(Extracted data entries)
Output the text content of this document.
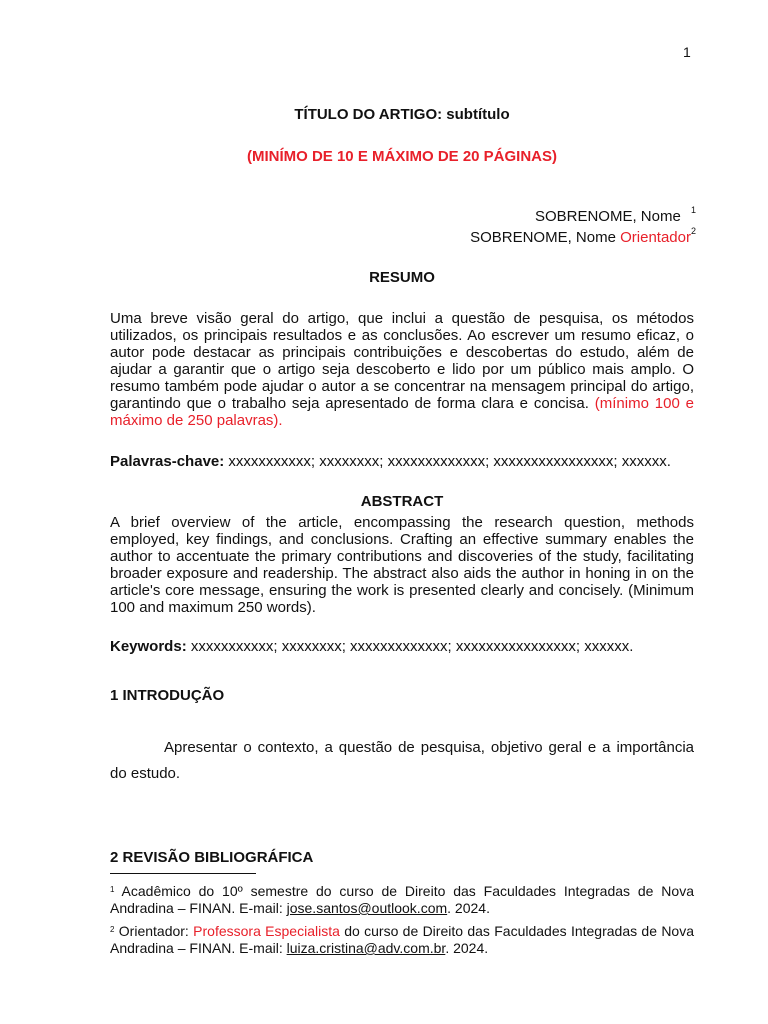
1
TÍTULO DO ARTIGO: subtítulo
(MINÍMO DE 10 E MÁXIMO DE 20 PÁGINAS)
SOBRENOME, Nome $^1$
SOBRENOME, Nome Orientador$^2$
RESUMO
Uma breve visão geral do artigo, que inclui a questão de pesquisa, os métodos utilizados, os principais resultados e as conclusões. Ao escrever um resumo eficaz, o autor pode destacar as principais contribuições e descobertas do estudo, além de ajudar a garantir que o artigo seja descoberto e lido por um público mais amplo. O resumo também pode ajudar o autor a se concentrar na mensagem principal do artigo, garantindo que o trabalho seja apresentado de forma clara e concisa. (mínimo 100 e máximo de 250 palavras).
Palavras-chave: xxxxxxxxxxx; xxxxxxxx; xxxxxxxxxxxxx; xxxxxxxxxxxxxxxx; xxxxxx.
ABSTRACT
A brief overview of the article, encompassing the research question, methods employed, key findings, and conclusions. Crafting an effective summary enables the author to accentuate the primary contributions and discoveries of the study, facilitating broader exposure and readership. The abstract also aids the author in honing in on the article's core message, ensuring the work is presented clearly and concisely. (Minimum 100 and maximum 250 words).
Keywords: xxxxxxxxxxx; xxxxxxxx; xxxxxxxxxxxxx; xxxxxxxxxxxxxxxx; xxxxxx.
1 INTRODUÇÃO
Apresentar o contexto, a questão de pesquisa, objetivo geral e a importância do estudo.
2 REVISÃO BIBLIOGRÁFICA
$^1$ Acadêmico do 10º semestre do curso de Direito das Faculdades Integradas de Nova Andradina – FINAN. E-mail: jose.santos@outlook.com. 2024.
$^2$ Orientador: Professora Especialista do curso de Direito das Faculdades Integradas de Nova Andradina – FINAN. E-mail: luiza.cristina@adv.com.br. 2024.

→ Problem
In your copy, repeat each record exactly and include no pictures.

→ Written solution
Output the text content of this document.
1
TÍTULO DO ARTIGO: subtítulo
(MINÍMO DE 10 E MÁXIMO DE 20 PÁGINAS)
SOBRENOME, Nome $^1$
SOBRENOME, Nome Orientador$^2$
RESUMO
Uma breve visão geral do artigo, que inclui a questão de pesquisa, os métodos utilizados, os principais resultados e as conclusões. Ao escrever um resumo eficaz, o autor pode destacar as principais contribuições e descobertas do estudo, além de ajudar a garantir que o artigo seja descoberto e lido por um público mais amplo. O resumo também pode ajudar o autor a se concentrar na mensagem principal do artigo, garantindo que o trabalho seja apresentado de forma clara e concisa. (mínimo 100 e máximo de 250 palavras).
Palavras-chave: xxxxxxxxxxx; xxxxxxxx; xxxxxxxxxxxxx; xxxxxxxxxxxxxxxx; xxxxxx.
ABSTRACT
A brief overview of the article, encompassing the research question, methods employed, key findings, and conclusions. Crafting an effective summary enables the author to accentuate the primary contributions and discoveries of the study, facilitating broader exposure and readership. The abstract also aids the author in honing in on the article's core message, ensuring the work is presented clearly and concisely. (Minimum 100 and maximum 250 words).
Keywords: xxxxxxxxxxx; xxxxxxxx; xxxxxxxxxxxxx; xxxxxxxxxxxxxxxx; xxxxxx.
1 INTRODUÇÃO
Apresentar o contexto, a questão de pesquisa, objetivo geral e a importância do estudo.
2 REVISÃO BIBLIOGRÁFICA
$^1$ Acadêmico do 10º semestre do curso de Direito das Faculdades Integradas de Nova Andradina – FINAN. E-mail: jose.santos@outlook.com. 2024.
$^2$ Orientador: Professora Especialista do curso de Direito das Faculdades Integradas de Nova Andradina – FINAN. E-mail: luiza.cristina@adv.com.br. 2024.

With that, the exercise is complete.